MATERIAL PROVIDED
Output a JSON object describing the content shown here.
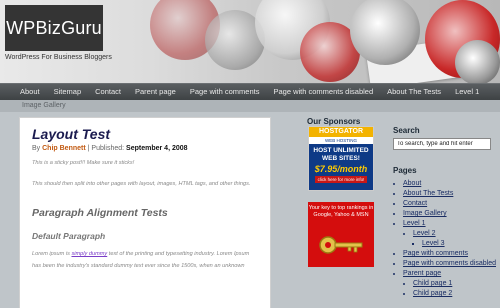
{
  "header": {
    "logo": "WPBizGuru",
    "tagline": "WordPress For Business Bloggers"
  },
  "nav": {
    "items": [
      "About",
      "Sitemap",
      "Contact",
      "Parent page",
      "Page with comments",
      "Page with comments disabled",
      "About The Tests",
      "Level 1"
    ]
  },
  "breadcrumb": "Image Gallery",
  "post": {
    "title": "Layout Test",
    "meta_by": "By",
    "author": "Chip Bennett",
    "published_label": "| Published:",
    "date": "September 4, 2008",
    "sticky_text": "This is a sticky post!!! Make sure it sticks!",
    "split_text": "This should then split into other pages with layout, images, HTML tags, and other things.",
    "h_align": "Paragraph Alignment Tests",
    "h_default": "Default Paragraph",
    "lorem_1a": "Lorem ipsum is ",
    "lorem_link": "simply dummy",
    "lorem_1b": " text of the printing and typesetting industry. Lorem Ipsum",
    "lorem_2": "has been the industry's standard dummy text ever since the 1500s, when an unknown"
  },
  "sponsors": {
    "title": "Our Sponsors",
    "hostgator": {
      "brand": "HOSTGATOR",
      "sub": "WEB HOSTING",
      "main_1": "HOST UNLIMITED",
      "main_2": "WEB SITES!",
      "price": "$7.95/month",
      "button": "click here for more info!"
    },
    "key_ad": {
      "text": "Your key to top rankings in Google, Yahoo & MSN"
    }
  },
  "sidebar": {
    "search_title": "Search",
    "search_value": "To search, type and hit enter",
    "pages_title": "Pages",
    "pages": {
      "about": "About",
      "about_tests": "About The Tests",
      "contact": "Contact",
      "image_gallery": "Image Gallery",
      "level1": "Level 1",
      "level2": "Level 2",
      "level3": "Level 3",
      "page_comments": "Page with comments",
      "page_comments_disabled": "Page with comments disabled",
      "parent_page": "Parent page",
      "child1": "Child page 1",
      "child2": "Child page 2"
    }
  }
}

YOUR TASK
Write only the number of lines that include "disabled".

RESULT OF THE EXERCISE
2